EXTRACTED RECORDS:
━━━━

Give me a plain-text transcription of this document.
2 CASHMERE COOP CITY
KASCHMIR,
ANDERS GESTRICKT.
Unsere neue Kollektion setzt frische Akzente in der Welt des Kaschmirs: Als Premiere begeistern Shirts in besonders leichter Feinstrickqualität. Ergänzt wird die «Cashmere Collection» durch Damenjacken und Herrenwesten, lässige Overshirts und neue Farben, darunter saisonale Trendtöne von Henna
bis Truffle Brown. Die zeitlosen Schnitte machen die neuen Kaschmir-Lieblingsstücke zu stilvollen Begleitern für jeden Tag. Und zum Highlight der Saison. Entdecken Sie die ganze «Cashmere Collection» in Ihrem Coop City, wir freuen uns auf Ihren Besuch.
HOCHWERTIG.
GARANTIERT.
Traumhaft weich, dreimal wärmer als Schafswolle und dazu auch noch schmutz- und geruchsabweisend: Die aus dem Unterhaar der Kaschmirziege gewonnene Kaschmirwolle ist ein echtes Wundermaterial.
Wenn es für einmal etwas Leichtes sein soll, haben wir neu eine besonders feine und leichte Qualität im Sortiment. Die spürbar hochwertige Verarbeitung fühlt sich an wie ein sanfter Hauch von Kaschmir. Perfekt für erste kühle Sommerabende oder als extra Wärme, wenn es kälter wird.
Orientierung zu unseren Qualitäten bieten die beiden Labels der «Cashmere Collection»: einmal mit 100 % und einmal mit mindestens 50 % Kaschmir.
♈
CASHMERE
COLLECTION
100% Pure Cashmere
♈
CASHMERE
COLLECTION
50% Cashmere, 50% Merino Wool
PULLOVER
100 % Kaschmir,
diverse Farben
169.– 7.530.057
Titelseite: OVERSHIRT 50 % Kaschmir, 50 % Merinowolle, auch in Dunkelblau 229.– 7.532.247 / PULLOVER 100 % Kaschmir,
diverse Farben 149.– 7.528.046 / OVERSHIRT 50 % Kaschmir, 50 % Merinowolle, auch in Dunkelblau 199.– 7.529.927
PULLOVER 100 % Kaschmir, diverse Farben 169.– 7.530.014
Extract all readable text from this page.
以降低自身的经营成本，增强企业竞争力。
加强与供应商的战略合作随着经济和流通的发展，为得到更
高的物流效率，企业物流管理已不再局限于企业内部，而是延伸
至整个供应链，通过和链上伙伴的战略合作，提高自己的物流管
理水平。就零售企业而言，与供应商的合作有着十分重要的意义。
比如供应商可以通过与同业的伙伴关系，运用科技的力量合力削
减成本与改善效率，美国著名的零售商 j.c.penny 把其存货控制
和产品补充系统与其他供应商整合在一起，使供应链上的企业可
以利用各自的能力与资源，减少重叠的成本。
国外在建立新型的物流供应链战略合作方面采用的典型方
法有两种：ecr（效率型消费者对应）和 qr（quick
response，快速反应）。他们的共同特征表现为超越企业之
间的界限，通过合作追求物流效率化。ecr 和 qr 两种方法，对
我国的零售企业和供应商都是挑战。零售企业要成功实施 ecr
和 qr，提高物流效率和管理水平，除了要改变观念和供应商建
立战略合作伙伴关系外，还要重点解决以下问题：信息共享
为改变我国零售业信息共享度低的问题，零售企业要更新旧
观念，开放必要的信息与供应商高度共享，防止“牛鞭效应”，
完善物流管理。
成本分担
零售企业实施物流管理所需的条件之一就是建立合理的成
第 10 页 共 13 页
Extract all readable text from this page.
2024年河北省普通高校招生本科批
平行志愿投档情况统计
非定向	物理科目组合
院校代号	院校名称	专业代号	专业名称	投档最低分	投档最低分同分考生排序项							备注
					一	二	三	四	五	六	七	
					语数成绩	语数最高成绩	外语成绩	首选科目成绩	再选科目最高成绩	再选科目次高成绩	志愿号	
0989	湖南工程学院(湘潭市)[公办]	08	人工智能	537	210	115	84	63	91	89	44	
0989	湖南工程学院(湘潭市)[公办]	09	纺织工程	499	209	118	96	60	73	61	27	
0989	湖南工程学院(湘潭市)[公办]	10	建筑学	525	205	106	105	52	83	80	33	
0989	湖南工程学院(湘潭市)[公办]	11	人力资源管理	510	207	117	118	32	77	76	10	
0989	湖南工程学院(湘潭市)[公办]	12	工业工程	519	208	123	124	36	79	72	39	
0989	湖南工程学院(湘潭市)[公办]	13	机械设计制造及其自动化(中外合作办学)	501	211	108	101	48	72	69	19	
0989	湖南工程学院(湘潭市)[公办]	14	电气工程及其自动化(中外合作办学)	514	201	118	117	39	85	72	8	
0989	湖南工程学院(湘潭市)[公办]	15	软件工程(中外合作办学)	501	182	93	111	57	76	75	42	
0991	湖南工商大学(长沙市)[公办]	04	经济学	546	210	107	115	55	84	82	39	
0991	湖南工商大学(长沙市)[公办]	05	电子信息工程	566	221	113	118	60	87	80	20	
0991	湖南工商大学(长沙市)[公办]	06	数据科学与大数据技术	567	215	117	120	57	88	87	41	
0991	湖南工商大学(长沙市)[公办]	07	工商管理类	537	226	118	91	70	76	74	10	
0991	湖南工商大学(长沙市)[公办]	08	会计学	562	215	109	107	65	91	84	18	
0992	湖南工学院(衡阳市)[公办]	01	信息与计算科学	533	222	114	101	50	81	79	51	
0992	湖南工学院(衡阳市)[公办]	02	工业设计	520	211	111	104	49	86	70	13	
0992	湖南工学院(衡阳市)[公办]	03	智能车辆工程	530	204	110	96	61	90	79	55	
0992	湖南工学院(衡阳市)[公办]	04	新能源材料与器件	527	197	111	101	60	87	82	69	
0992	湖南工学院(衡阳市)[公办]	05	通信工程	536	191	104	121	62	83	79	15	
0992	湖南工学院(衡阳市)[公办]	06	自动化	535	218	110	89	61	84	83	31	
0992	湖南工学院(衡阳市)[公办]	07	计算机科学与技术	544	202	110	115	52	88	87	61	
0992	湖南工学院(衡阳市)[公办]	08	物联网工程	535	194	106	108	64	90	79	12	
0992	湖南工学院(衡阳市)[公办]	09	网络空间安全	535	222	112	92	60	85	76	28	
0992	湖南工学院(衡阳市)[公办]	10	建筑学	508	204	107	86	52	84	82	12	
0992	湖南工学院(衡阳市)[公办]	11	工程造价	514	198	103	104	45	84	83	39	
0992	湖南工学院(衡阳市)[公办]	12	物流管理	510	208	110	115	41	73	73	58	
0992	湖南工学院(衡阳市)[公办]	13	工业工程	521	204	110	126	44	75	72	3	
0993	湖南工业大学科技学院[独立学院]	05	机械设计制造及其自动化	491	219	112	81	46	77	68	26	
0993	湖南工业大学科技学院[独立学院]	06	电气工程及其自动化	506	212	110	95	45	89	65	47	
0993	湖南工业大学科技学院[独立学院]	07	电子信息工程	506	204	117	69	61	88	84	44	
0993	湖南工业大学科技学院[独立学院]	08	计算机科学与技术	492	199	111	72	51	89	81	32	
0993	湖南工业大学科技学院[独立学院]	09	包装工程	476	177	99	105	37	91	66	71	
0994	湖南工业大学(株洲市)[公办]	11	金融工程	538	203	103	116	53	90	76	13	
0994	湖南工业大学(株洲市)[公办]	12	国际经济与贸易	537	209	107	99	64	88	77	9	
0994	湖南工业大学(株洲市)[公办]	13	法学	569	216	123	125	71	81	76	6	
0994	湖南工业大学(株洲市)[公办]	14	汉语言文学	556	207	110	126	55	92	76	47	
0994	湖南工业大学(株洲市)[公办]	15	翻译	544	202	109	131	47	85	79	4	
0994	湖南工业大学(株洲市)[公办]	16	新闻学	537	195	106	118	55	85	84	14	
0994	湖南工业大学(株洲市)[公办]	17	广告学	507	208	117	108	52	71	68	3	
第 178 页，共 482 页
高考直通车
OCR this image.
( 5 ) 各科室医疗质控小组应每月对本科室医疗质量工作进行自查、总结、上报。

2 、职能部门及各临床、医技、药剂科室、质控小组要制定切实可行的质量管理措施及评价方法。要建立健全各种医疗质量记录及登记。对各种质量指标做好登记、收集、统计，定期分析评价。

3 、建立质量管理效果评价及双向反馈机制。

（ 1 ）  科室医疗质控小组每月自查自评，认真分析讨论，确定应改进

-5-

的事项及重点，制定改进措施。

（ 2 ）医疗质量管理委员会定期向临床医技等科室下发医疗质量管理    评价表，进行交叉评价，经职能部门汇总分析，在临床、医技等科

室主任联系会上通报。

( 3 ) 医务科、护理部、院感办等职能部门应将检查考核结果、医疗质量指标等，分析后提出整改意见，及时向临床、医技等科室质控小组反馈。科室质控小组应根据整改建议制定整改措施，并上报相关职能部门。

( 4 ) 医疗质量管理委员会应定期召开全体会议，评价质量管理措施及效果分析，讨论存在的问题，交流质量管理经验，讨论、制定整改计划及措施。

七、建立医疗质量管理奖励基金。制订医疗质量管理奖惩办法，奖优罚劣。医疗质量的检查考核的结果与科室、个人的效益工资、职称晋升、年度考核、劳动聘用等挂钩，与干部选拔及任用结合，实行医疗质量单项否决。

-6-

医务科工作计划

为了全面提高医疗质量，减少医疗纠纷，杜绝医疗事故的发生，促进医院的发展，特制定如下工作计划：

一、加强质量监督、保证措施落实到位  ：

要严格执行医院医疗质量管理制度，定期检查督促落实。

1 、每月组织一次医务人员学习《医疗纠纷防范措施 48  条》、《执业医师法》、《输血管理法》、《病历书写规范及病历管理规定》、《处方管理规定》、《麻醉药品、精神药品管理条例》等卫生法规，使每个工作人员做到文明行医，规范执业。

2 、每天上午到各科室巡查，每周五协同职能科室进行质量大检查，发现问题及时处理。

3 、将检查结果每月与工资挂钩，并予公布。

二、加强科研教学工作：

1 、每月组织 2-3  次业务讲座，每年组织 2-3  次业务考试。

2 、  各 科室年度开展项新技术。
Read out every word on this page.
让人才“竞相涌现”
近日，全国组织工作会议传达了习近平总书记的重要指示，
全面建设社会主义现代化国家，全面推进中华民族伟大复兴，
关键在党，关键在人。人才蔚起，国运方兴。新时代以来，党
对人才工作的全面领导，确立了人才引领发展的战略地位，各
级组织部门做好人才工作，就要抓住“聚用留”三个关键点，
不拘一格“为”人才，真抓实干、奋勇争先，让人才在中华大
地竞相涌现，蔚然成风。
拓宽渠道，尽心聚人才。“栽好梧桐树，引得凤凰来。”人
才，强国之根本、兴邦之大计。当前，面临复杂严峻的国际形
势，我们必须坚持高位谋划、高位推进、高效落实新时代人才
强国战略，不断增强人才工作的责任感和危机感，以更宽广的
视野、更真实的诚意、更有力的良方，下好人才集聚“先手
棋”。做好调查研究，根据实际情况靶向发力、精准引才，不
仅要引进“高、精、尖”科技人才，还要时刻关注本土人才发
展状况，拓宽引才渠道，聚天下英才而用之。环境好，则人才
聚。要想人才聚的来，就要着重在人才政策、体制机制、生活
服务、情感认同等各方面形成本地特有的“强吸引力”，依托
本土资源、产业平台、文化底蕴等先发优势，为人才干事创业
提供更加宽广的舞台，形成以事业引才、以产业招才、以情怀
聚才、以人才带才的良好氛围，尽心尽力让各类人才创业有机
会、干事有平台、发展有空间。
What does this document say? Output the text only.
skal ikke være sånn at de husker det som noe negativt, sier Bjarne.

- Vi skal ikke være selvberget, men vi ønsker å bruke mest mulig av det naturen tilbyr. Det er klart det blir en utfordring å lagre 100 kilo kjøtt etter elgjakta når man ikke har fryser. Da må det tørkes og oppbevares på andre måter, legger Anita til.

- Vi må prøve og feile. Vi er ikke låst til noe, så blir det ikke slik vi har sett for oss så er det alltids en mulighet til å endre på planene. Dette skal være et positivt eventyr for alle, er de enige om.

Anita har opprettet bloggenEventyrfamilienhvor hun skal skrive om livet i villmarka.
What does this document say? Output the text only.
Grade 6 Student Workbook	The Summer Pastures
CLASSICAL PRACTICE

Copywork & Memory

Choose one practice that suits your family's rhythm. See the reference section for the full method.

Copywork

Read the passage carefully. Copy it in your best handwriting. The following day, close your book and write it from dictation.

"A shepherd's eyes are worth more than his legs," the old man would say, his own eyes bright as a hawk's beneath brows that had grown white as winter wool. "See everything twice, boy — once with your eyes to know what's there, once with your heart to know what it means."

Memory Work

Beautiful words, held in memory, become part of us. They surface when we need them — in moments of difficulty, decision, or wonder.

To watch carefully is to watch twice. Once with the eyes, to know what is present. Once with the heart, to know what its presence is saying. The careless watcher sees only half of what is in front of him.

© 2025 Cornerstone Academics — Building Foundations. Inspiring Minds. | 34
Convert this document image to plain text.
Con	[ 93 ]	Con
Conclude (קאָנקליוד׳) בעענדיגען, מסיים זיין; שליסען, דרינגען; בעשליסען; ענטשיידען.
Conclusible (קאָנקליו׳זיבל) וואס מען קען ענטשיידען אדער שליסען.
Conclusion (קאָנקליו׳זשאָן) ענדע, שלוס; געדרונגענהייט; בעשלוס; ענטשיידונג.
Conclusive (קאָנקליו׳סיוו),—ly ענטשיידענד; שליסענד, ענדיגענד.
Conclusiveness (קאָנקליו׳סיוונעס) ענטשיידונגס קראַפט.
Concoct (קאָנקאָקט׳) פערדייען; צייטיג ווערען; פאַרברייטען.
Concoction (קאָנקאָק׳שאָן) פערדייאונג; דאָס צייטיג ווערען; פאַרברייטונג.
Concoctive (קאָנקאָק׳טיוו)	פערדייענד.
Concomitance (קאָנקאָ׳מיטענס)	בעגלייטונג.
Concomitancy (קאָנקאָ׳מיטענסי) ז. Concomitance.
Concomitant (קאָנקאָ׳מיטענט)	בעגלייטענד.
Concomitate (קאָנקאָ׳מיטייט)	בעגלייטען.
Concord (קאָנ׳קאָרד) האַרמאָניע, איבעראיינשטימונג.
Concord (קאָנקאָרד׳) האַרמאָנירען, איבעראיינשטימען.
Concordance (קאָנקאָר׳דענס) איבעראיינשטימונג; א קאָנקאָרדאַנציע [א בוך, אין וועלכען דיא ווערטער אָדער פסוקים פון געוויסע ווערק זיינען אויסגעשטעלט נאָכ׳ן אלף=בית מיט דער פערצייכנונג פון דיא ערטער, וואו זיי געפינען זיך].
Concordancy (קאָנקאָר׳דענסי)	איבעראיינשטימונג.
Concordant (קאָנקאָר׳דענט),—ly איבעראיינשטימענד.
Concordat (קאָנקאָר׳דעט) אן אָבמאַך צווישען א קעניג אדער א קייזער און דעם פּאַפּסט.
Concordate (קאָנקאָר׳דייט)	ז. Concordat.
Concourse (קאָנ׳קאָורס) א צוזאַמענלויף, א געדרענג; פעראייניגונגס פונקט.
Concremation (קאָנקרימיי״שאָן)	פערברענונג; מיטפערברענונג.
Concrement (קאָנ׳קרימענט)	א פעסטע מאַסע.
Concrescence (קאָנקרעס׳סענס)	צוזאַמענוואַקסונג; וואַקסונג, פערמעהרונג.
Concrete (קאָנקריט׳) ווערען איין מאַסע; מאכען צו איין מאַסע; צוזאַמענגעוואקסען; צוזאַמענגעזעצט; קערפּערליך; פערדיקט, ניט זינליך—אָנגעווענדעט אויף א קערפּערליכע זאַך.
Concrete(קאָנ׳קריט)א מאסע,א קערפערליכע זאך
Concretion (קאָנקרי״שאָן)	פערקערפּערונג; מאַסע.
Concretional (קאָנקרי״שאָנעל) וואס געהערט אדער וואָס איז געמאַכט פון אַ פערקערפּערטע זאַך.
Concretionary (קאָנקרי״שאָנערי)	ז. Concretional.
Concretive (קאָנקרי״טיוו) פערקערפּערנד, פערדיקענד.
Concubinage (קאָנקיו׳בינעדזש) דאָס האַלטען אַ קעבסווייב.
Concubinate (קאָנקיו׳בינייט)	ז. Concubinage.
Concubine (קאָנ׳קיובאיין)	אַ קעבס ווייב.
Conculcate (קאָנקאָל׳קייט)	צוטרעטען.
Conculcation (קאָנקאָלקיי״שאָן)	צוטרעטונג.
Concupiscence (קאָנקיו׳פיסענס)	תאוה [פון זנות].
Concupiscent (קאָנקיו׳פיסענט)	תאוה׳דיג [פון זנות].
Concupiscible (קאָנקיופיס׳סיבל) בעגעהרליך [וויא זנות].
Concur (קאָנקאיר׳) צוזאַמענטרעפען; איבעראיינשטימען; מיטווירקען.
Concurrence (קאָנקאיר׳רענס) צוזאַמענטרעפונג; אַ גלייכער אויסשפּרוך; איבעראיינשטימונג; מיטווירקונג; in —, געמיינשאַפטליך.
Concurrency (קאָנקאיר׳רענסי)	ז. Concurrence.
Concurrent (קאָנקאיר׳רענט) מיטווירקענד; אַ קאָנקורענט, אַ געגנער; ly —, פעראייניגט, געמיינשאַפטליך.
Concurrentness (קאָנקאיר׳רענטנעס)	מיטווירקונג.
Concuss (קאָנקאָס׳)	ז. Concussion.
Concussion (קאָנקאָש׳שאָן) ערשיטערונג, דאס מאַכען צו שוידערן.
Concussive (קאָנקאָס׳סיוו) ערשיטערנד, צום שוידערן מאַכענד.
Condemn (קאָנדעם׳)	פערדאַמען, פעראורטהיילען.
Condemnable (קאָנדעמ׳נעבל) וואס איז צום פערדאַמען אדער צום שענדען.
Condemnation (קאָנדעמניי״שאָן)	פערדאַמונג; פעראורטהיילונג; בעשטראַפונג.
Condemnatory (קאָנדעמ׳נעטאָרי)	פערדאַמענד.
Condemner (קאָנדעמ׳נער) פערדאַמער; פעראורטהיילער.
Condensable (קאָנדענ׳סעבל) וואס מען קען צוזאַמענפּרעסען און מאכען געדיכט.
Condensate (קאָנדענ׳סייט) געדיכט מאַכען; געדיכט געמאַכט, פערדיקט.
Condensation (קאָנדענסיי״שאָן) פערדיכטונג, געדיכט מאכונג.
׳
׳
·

━━━━

DO THIS:
Pull out all lines containing "נקאיר".

FULL SOLUTION:
Concur (קאָנקאיר׳) צוזאַמענטרעפען; איבעראיינשטימען; מיטווירקען.
Concurrence (קאָנקאיר׳רענס) צוזאַמענטרעפונג; אַ גלייכער אויסשפּרוך; איבעראיינשטימונג; מיטווירקונג; in —, געמיינשאַפטליך.
Concurrency (קאָנקאיר׳רענסי)	ז. Concurrence.
Concurrent (קאָנקאיר׳רענט) מיטווירקענד; אַ קאָנקורענט, אַ געגנער; ly —, פעראייניגט, געמיינשאַפטליך.
Concurrentness (קאָנקאיר׳רענטנעס)	מיטווירקונג.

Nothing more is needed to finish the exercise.